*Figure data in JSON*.
## begin
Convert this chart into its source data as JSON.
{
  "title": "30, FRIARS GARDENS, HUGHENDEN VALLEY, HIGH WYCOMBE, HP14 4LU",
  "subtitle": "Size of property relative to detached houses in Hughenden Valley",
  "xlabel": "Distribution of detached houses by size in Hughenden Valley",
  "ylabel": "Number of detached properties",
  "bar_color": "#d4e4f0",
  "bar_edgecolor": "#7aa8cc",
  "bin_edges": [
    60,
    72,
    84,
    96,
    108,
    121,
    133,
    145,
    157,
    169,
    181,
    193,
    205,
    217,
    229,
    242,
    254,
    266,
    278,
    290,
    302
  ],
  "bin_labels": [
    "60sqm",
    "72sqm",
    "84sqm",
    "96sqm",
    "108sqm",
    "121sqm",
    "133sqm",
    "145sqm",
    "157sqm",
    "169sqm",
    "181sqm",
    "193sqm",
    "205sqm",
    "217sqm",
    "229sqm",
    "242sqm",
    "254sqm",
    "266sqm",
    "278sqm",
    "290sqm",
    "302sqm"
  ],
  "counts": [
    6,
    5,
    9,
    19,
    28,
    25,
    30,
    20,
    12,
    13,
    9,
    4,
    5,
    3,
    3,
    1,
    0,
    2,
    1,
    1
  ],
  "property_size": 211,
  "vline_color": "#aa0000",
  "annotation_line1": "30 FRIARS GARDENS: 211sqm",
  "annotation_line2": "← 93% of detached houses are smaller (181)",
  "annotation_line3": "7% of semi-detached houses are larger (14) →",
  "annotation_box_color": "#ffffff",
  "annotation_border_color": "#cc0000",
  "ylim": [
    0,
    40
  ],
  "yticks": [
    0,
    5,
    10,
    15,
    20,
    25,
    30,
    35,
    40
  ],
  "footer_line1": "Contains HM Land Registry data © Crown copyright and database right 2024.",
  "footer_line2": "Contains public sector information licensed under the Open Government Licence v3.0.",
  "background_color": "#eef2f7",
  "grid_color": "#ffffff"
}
## end
*Requirements*. Make a verbatim copy of every entry shown above.

*The reply*.
Convert this chart into its source data as JSON.
{
  "title": "30, FRIARS GARDENS, HUGHENDEN VALLEY, HIGH WYCOMBE, HP14 4LU",
  "subtitle": "Size of property relative to detached houses in Hughenden Valley",
  "xlabel": "Distribution of detached houses by size in Hughenden Valley",
  "ylabel": "Number of detached properties",
  "bar_color": "#d4e4f0",
  "bar_edgecolor": "#7aa8cc",
  "bin_edges": [
    60,
    72,
    84,
    96,
    108,
    121,
    133,
    145,
    157,
    169,
    181,
    193,
    205,
    217,
    229,
    242,
    254,
    266,
    278,
    290,
    302
  ],
  "bin_labels": [
    "60sqm",
    "72sqm",
    "84sqm",
    "96sqm",
    "108sqm",
    "121sqm",
    "133sqm",
    "145sqm",
    "157sqm",
    "169sqm",
    "181sqm",
    "193sqm",
    "205sqm",
    "217sqm",
    "229sqm",
    "242sqm",
    "254sqm",
    "266sqm",
    "278sqm",
    "290sqm",
    "302sqm"
  ],
  "counts": [
    6,
    5,
    9,
    19,
    28,
    25,
    30,
    20,
    12,
    13,
    9,
    4,
    5,
    3,
    3,
    1,
    0,
    2,
    1,
    1
  ],
  "property_size": 211,
  "vline_color": "#aa0000",
  "annotation_line1": "30 FRIARS GARDENS: 211sqm",
  "annotation_line2": "← 93% of detached houses are smaller (181)",
  "annotation_line3": "7% of semi-detached houses are larger (14) →",
  "annotation_box_color": "#ffffff",
  "annotation_border_color": "#cc0000",
  "ylim": [
    0,
    40
  ],
  "yticks": [
    0,
    5,
    10,
    15,
    20,
    25,
    30,
    35,
    40
  ],
  "footer_line1": "Contains HM Land Registry data © Crown copyright and database right 2024.",
  "footer_line2": "Contains public sector information licensed under the Open Government Licence v3.0.",
  "background_color": "#eef2f7",
  "grid_color": "#ffffff"
}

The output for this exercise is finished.